**Görev listesi:**
[1] İftar davetleri üzerine yazıyı iki cümleyle özetleyin.
[2] Satırların başından "406, 795, 430]" ifadesini içeren satıra kadar, iki uç da dahil olmak üzere, satırları hiçbir değişiklik yapmadan çıkarın.

**Verilen metin:**
Mübarek Ramazan ayına girdik. Artık bundan sonra STK’ların “iftar” davetleri de ardı ardına gelmeye başlar.

Sanki “iftar” verme konusunda bir mecburiyetleri var. Biri başladı mı diğerleri de ardı sıra “iftar” davetlerine başlıyor.

Hemen hemen her akşam farklı bir yerde farklı bir STK’nın “iftar” daveti olduğunu görmek bize pek doğru gelmiyor…

Bu konuda belediyelerin kurduğu “iftar sofralarını” kesinlikle ayrı tutuyorum. Zira onlar vatandaşa açık “iftar sofraları” kuruyor.

Özel davetiye çıkarıp başta “protokol” olmak üzere belli isimleri “iftar sofralarına” davet etmiyorlar.

STK’ların aksine Sakarya’da ki tüm vatandaşlara bu “iftar sofralarını” açıyorlar. İyi de yapıyorlar…

Doğrusu Ramazanda “sahur” ve “iftarda” aç yatan o kadar çok Müslüman varken STK’ların “karnı tok” olanlara “iftar” vermesi hiç şık olmuyor.

Bunun yerine çeşitli yardım kuruluşları vasıtasıyla ülkemizde ve dünyanın çeşitli yerlerinde “bir lokma ekmeğe muhtaç” olanlara yardım yapılması daha hayırlı olur.

En azından o insanların “kursaklarından” Ramazan boyunca sıcak yemek ve doğru dürüst “aş” geçmiş olurdu…

Elbette Sakarya’da ki bazı STK’ların bu tür yardım kuruluşları vasıtasıyla dünyanın çeşitli yerlerindeki Müslüman kardeşlerimize yardımlar yaptığını biliyoruz.

Sadece STK’lar olarak değil ferdi olarak da hatırı sayılır miktarda yardımlarda bulunduklarını da söyleyebiliriz.

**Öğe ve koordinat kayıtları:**
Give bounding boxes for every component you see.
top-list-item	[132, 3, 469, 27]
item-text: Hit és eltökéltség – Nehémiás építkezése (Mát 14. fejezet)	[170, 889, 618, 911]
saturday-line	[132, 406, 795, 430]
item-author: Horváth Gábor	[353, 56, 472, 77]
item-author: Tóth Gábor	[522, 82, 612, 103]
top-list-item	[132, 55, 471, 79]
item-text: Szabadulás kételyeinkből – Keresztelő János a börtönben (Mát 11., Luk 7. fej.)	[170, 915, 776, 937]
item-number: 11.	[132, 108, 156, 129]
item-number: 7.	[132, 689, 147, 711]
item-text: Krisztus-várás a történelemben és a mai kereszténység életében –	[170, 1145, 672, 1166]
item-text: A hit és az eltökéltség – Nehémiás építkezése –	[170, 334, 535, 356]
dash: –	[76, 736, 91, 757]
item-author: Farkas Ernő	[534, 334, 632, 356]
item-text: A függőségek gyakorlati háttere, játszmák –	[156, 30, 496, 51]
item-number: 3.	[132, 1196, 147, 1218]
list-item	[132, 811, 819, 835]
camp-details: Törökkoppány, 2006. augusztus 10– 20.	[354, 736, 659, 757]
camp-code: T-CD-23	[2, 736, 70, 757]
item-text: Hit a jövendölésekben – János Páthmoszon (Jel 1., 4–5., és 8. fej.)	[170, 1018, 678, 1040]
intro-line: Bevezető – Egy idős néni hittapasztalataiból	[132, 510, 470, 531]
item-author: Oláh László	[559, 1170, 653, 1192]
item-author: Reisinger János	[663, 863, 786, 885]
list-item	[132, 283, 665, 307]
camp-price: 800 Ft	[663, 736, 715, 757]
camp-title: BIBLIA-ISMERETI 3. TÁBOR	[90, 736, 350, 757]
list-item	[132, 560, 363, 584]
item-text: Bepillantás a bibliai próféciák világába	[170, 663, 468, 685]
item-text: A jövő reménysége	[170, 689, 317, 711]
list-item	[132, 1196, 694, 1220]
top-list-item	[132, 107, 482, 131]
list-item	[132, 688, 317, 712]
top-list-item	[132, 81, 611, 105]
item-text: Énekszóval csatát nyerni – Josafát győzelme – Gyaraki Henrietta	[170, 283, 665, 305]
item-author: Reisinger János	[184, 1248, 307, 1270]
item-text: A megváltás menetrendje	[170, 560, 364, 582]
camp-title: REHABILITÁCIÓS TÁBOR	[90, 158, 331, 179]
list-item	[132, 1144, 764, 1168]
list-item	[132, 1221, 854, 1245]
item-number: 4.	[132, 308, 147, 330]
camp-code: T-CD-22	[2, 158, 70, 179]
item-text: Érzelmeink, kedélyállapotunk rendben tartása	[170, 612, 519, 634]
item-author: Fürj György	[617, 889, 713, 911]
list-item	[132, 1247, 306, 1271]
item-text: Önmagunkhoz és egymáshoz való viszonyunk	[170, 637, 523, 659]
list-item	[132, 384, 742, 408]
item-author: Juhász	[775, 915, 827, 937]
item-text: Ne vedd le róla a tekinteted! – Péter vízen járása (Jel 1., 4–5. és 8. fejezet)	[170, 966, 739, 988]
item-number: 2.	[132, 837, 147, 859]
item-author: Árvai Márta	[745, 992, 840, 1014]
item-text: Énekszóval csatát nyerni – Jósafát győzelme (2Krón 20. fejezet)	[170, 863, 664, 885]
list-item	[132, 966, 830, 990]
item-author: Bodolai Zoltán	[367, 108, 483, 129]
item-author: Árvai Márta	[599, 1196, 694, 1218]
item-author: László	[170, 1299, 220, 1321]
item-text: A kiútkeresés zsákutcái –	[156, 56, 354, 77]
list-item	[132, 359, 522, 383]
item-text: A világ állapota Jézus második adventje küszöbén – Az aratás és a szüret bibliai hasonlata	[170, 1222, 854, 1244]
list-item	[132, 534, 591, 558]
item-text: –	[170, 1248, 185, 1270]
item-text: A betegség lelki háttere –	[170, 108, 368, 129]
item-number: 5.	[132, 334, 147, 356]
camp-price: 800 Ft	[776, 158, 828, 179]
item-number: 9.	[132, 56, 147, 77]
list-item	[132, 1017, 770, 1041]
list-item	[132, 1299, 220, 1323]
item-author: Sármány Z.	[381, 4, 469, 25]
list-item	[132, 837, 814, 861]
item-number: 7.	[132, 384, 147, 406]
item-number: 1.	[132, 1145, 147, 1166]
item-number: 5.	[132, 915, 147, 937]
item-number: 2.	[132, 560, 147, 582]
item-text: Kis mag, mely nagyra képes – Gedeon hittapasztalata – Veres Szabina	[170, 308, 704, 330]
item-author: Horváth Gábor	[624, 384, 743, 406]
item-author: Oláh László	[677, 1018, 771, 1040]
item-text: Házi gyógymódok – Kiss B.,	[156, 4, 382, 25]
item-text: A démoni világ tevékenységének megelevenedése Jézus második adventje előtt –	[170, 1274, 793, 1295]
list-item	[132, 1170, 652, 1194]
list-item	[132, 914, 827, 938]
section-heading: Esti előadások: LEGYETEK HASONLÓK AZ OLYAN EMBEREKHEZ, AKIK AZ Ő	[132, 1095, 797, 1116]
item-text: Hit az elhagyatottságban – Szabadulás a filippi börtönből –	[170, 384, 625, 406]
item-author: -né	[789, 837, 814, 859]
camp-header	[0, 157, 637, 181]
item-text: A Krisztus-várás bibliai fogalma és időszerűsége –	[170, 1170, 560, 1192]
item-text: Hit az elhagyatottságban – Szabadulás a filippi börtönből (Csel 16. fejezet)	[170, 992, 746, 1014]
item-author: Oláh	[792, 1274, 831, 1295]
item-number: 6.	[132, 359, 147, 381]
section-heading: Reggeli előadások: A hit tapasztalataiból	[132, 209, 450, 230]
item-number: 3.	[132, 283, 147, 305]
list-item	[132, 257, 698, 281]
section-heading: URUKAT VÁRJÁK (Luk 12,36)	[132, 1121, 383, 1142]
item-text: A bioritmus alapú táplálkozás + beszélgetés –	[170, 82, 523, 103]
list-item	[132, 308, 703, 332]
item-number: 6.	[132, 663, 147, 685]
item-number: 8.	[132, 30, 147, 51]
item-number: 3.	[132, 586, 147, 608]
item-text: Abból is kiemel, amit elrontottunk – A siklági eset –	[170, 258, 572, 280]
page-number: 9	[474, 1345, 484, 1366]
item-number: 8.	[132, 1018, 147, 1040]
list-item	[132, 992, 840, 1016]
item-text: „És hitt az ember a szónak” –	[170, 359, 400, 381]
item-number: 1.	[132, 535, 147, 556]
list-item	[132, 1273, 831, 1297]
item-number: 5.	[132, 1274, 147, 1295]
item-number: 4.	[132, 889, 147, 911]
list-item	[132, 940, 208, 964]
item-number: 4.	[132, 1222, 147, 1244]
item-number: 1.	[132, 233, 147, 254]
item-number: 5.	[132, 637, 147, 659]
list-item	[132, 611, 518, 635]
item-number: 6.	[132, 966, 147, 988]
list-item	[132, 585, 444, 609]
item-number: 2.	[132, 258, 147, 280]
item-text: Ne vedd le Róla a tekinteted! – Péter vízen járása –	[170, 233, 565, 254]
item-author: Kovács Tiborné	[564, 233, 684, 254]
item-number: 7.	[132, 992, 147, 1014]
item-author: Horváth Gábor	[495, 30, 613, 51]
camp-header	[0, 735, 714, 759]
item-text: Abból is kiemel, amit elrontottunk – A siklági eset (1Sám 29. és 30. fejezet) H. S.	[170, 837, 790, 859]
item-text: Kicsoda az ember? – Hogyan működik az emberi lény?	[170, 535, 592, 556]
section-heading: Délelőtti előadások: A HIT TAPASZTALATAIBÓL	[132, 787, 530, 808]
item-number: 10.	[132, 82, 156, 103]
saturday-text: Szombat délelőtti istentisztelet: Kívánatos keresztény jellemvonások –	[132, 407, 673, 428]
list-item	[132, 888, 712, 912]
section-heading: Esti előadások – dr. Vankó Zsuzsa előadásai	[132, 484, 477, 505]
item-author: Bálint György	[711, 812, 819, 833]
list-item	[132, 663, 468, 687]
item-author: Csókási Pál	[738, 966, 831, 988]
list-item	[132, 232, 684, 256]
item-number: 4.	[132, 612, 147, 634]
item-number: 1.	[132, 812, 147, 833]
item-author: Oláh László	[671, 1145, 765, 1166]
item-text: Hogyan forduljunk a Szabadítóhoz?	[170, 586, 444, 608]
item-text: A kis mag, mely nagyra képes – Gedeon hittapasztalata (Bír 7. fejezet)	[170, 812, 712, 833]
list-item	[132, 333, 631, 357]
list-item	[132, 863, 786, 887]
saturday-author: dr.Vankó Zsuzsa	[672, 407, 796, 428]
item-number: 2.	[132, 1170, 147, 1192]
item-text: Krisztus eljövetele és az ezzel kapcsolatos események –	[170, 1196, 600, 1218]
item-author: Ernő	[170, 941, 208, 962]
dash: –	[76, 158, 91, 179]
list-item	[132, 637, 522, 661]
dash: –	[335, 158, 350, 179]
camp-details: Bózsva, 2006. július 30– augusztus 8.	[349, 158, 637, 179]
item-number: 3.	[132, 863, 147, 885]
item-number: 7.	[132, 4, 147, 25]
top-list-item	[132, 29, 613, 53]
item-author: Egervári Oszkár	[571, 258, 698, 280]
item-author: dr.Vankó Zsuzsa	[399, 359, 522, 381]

**Alıştırma sonuçları:**
[1] Yazı, Ramazan'da STK'ların özel davetiye çıkararak karnı tok olanlara art arda iftar vermesini doğru bulmaz ve bu konuda vatandaşa açık iftar sofraları kuran belediyeleri ayrı tutar. Bunun yerine yardım kuruluşları aracılığıyla ülkemizde ve dünyada bir lokma ekmeğe muhtaç olanlara yardım edilmesinin daha hayırlı olacağını savunur; Sakarya'daki bazı STK'ların ve kişilerin bu tür yardımlar yaptığını da kabul eder.

[2]
Give bounding boxes for every component you see.
top-list-item	[132, 3, 469, 27]
item-text: Hit és eltökéltség – Nehémiás építkezése (Mát 14. fejezet)	[170, 889, 618, 911]
saturday-line	[132, 406, 795, 430]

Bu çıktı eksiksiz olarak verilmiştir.